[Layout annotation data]
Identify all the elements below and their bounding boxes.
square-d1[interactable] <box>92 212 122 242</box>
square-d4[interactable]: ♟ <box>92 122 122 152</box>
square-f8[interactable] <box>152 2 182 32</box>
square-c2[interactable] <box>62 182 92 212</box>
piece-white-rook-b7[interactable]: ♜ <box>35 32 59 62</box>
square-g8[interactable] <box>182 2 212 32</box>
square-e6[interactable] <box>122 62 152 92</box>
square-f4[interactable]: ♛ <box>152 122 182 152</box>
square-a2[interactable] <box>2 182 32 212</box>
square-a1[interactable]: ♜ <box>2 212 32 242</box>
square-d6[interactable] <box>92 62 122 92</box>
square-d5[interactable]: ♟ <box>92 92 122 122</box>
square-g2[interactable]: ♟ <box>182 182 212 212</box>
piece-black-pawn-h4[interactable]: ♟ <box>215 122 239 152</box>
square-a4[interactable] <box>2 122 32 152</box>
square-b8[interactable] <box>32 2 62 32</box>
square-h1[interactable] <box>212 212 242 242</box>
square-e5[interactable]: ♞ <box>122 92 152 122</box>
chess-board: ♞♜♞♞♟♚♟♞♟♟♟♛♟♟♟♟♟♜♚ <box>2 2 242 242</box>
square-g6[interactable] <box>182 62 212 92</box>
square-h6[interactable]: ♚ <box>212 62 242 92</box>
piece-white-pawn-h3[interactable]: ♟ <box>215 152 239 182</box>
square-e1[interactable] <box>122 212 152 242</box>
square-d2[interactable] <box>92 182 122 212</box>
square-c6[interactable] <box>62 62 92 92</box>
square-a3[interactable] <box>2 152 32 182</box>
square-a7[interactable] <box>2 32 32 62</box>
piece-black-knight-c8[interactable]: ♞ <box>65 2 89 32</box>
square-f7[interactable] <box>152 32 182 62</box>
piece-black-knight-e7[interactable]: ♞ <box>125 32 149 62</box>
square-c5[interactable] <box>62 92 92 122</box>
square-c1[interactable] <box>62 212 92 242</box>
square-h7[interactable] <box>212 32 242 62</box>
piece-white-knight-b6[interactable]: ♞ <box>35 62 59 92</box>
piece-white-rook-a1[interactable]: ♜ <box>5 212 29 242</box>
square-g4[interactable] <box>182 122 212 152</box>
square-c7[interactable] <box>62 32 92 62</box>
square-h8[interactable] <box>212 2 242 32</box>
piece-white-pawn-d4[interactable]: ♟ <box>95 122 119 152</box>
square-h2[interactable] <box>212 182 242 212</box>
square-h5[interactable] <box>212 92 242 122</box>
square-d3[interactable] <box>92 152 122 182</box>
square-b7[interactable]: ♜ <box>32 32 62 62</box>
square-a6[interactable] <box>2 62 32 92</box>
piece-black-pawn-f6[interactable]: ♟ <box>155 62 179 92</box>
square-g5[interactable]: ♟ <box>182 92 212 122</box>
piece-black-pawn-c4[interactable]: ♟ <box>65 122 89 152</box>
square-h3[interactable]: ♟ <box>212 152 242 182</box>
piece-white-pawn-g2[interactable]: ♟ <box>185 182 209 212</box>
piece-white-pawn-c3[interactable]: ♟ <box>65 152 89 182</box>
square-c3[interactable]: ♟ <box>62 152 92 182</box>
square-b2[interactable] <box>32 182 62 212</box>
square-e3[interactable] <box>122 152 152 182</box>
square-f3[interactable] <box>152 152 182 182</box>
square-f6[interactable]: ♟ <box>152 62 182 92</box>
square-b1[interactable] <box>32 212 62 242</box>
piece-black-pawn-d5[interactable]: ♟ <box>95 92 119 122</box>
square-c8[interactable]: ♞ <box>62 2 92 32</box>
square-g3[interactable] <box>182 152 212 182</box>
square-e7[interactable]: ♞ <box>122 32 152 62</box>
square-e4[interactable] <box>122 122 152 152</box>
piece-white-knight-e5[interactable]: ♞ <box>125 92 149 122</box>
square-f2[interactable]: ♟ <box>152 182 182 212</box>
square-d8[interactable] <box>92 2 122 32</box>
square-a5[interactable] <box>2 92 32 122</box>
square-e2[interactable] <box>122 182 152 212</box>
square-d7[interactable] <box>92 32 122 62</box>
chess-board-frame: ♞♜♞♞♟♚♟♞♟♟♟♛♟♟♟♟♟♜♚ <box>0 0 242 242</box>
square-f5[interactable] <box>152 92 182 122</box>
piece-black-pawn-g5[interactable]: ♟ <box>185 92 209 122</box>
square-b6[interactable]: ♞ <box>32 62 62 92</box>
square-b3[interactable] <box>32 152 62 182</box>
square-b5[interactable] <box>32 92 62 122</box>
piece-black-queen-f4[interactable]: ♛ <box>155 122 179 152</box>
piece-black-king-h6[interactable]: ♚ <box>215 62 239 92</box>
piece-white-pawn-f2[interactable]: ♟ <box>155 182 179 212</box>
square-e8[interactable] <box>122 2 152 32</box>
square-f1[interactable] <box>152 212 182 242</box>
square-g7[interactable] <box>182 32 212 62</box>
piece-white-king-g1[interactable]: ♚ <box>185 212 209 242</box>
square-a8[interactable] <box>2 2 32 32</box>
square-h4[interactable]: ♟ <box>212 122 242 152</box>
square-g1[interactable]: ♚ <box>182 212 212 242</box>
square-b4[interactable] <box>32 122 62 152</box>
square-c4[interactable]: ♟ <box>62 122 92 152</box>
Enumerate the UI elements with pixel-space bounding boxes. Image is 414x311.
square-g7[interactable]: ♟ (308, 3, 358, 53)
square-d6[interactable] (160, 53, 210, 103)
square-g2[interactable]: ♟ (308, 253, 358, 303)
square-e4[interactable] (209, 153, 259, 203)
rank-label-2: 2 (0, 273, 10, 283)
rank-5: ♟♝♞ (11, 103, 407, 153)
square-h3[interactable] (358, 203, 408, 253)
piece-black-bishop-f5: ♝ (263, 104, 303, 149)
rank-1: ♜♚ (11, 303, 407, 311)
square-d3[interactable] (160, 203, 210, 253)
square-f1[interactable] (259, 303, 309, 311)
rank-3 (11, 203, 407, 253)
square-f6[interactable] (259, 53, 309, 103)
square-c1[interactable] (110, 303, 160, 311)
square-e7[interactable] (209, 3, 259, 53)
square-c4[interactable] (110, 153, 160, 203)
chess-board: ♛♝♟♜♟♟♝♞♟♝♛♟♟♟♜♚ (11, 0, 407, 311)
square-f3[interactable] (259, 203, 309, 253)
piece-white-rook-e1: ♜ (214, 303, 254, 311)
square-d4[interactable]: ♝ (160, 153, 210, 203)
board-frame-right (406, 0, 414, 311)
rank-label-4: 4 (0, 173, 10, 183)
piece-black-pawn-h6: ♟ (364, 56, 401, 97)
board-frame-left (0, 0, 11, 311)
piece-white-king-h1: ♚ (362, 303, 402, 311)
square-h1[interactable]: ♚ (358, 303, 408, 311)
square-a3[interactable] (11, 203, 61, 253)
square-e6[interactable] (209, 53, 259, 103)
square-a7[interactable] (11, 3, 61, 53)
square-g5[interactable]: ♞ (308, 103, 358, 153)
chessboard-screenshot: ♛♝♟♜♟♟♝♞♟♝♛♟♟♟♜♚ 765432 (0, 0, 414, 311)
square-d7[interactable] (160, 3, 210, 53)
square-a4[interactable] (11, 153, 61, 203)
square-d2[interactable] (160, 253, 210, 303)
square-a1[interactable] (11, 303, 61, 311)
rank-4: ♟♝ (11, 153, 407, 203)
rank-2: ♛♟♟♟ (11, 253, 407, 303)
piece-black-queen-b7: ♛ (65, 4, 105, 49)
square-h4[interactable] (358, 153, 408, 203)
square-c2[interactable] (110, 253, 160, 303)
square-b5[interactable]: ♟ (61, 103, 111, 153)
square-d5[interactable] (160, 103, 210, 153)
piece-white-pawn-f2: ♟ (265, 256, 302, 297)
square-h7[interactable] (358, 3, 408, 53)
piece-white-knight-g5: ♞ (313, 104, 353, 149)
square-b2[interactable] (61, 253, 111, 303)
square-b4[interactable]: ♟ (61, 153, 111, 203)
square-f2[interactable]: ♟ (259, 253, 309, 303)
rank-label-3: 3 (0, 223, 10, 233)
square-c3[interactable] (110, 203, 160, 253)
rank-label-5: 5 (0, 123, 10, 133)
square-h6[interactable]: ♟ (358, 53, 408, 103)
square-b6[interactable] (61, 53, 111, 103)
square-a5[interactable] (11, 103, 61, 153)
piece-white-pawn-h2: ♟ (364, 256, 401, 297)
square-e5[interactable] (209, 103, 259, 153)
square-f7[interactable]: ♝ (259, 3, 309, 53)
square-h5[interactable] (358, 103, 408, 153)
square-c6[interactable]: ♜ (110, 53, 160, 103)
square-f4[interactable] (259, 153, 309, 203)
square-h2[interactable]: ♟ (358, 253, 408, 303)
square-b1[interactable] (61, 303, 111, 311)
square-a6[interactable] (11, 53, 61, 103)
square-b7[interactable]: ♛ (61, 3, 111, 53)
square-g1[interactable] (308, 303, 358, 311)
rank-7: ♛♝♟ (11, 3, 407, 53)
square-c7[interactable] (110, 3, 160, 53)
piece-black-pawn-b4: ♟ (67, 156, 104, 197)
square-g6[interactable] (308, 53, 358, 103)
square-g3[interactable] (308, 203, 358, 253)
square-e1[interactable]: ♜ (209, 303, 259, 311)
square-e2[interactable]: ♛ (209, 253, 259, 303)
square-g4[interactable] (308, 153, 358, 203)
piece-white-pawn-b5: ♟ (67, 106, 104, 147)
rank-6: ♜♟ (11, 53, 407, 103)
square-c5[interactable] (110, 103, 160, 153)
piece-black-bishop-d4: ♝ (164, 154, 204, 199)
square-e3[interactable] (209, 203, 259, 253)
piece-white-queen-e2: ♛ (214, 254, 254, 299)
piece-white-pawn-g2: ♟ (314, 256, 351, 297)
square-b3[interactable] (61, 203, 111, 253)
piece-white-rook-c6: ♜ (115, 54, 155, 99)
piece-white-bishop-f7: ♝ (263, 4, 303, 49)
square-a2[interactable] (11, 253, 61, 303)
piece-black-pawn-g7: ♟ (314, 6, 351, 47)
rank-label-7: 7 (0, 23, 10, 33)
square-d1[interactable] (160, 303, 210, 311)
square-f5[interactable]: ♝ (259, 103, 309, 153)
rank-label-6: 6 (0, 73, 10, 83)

## WHAT NEEDS TO BE DONE:
From the first line of the entries up to and including the line with "square-a6[interactable] <box>2 62 32 92</box>", swap "chess-board" for "game-board" and write out those lines again with everything else left as is.

## CORRECT ANSWER:
Identify all the elements below and their bounding boxes.
square-d1[interactable] <box>92 212 122 242</box>
square-d4[interactable]: ♟ <box>92 122 122 152</box>
square-f8[interactable] <box>152 2 182 32</box>
square-c2[interactable] <box>62 182 92 212</box>
piece-white-rook-b7[interactable]: ♜ <box>35 32 59 62</box>
square-g8[interactable] <box>182 2 212 32</box>
square-e6[interactable] <box>122 62 152 92</box>
square-f4[interactable]: ♛ <box>152 122 182 152</box>
square-a2[interactable] <box>2 182 32 212</box>
square-a1[interactable]: ♜ <box>2 212 32 242</box>
square-d6[interactable] <box>92 62 122 92</box>
square-d5[interactable]: ♟ <box>92 92 122 122</box>
square-g2[interactable]: ♟ <box>182 182 212 212</box>
piece-black-pawn-h4[interactable]: ♟ <box>215 122 239 152</box>
square-a4[interactable] <box>2 122 32 152</box>
square-b8[interactable] <box>32 2 62 32</box>
square-h1[interactable] <box>212 212 242 242</box>
square-e5[interactable]: ♞ <box>122 92 152 122</box>
game-board: ♞♜♞♞♟♚♟♞♟♟♟♛♟♟♟♟♟♜♚ <box>2 2 242 242</box>
square-g6[interactable] <box>182 62 212 92</box>
square-h6[interactable]: ♚ <box>212 62 242 92</box>
piece-white-pawn-h3[interactable]: ♟ <box>215 152 239 182</box>
square-e1[interactable] <box>122 212 152 242</box>
square-d2[interactable] <box>92 182 122 212</box>
square-c6[interactable] <box>62 62 92 92</box>
square-a3[interactable] <box>2 152 32 182</box>
square-a7[interactable] <box>2 32 32 62</box>
piece-black-knight-c8[interactable]: ♞ <box>65 2 89 32</box>
square-f7[interactable] <box>152 32 182 62</box>
piece-black-knight-e7[interactable]: ♞ <box>125 32 149 62</box>
square-c5[interactable] <box>62 92 92 122</box>
square-c1[interactable] <box>62 212 92 242</box>
square-h7[interactable] <box>212 32 242 62</box>
piece-white-knight-b6[interactable]: ♞ <box>35 62 59 92</box>
piece-white-rook-a1[interactable]: ♜ <box>5 212 29 242</box>
square-g4[interactable] <box>182 122 212 152</box>
square-c7[interactable] <box>62 32 92 62</box>
square-h8[interactable] <box>212 2 242 32</box>
piece-white-pawn-d4[interactable]: ♟ <box>95 122 119 152</box>
square-h2[interactable] <box>212 182 242 212</box>
square-h5[interactable] <box>212 92 242 122</box>
square-d3[interactable] <box>92 152 122 182</box>
square-b7[interactable]: ♜ <box>32 32 62 62</box>
square-a6[interactable] <box>2 62 32 92</box>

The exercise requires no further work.